# Goal
Give the data a second time, exactly and in full.

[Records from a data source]
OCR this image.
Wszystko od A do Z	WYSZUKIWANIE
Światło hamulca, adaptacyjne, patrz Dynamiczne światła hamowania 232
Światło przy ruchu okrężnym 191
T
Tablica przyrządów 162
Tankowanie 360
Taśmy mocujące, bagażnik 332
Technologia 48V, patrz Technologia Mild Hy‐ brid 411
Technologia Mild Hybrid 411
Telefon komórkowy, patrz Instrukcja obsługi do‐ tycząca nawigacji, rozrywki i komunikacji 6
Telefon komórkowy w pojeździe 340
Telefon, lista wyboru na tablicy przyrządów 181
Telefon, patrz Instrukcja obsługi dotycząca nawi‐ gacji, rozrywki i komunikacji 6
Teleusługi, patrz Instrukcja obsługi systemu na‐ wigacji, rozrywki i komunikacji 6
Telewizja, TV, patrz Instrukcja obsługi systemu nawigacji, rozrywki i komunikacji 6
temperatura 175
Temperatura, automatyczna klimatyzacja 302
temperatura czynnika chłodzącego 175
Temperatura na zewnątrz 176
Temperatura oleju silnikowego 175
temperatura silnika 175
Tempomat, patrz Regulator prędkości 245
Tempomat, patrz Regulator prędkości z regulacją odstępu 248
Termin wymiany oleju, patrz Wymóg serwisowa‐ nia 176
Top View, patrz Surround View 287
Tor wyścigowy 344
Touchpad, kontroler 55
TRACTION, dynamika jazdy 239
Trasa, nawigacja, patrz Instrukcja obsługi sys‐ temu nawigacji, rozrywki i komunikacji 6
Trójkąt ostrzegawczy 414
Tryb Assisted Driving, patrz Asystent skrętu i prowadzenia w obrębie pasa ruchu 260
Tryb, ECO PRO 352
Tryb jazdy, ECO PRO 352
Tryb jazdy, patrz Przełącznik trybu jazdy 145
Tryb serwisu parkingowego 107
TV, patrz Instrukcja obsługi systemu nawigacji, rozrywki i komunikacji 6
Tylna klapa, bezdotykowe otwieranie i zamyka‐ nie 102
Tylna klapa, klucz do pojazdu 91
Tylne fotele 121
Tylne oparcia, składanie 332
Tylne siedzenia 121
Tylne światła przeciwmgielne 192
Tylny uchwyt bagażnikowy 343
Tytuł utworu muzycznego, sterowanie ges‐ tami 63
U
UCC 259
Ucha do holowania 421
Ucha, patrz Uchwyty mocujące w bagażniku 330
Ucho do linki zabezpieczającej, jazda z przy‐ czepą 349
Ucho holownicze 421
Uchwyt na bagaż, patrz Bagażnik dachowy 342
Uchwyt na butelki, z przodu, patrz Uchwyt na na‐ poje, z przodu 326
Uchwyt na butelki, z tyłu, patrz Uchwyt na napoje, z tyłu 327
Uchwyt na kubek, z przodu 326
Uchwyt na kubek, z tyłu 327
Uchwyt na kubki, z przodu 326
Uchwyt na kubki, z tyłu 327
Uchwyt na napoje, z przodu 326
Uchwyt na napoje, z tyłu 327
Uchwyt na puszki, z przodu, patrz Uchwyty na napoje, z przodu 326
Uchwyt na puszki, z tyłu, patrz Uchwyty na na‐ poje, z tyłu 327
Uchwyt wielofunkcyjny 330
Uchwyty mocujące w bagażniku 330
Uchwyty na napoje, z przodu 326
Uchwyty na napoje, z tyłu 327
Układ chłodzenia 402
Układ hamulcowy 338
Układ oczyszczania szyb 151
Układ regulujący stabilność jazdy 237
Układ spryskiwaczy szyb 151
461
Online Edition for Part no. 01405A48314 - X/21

# Solution to this problem
OCR this image.
Wszystko od A do Z	WYSZUKIWANIE
Światło hamulca, adaptacyjne, patrz Dynamiczne światła hamowania 232
Światło przy ruchu okrężnym 191
T
Tablica przyrządów 162
Tankowanie 360
Taśmy mocujące, bagażnik 332
Technologia 48V, patrz Technologia Mild Hy‐ brid 411
Technologia Mild Hybrid 411
Telefon komórkowy, patrz Instrukcja obsługi do‐ tycząca nawigacji, rozrywki i komunikacji 6
Telefon komórkowy w pojeździe 340
Telefon, lista wyboru na tablicy przyrządów 181
Telefon, patrz Instrukcja obsługi dotycząca nawi‐ gacji, rozrywki i komunikacji 6
Teleusługi, patrz Instrukcja obsługi systemu na‐ wigacji, rozrywki i komunikacji 6
Telewizja, TV, patrz Instrukcja obsługi systemu nawigacji, rozrywki i komunikacji 6
temperatura 175
Temperatura, automatyczna klimatyzacja 302
temperatura czynnika chłodzącego 175
Temperatura na zewnątrz 176
Temperatura oleju silnikowego 175
temperatura silnika 175
Tempomat, patrz Regulator prędkości 245
Tempomat, patrz Regulator prędkości z regulacją odstępu 248
Termin wymiany oleju, patrz Wymóg serwisowa‐ nia 176
Top View, patrz Surround View 287
Tor wyścigowy 344
Touchpad, kontroler 55
TRACTION, dynamika jazdy 239
Trasa, nawigacja, patrz Instrukcja obsługi sys‐ temu nawigacji, rozrywki i komunikacji 6
Trójkąt ostrzegawczy 414
Tryb Assisted Driving, patrz Asystent skrętu i prowadzenia w obrębie pasa ruchu 260
Tryb, ECO PRO 352
Tryb jazdy, ECO PRO 352
Tryb jazdy, patrz Przełącznik trybu jazdy 145
Tryb serwisu parkingowego 107
TV, patrz Instrukcja obsługi systemu nawigacji, rozrywki i komunikacji 6
Tylna klapa, bezdotykowe otwieranie i zamyka‐ nie 102
Tylna klapa, klucz do pojazdu 91
Tylne fotele 121
Tylne oparcia, składanie 332
Tylne siedzenia 121
Tylne światła przeciwmgielne 192
Tylny uchwyt bagażnikowy 343
Tytuł utworu muzycznego, sterowanie ges‐ tami 63
U
UCC 259
Ucha do holowania 421
Ucha, patrz Uchwyty mocujące w bagażniku 330
Ucho do linki zabezpieczającej, jazda z przy‐ czepą 349
Ucho holownicze 421
Uchwyt na bagaż, patrz Bagażnik dachowy 342
Uchwyt na butelki, z przodu, patrz Uchwyt na na‐ poje, z przodu 326
Uchwyt na butelki, z tyłu, patrz Uchwyt na napoje, z tyłu 327
Uchwyt na kubek, z przodu 326
Uchwyt na kubek, z tyłu 327
Uchwyt na kubki, z przodu 326
Uchwyt na kubki, z tyłu 327
Uchwyt na napoje, z przodu 326
Uchwyt na napoje, z tyłu 327
Uchwyt na puszki, z przodu, patrz Uchwyty na napoje, z przodu 326
Uchwyt na puszki, z tyłu, patrz Uchwyty na na‐ poje, z tyłu 327
Uchwyt wielofunkcyjny 330
Uchwyty mocujące w bagażniku 330
Uchwyty na napoje, z przodu 326
Uchwyty na napoje, z tyłu 327
Układ chłodzenia 402
Układ hamulcowy 338
Układ oczyszczania szyb 151
Układ regulujący stabilność jazdy 237
Układ spryskiwaczy szyb 151
461
Online Edition for Part no. 01405A48314 - X/21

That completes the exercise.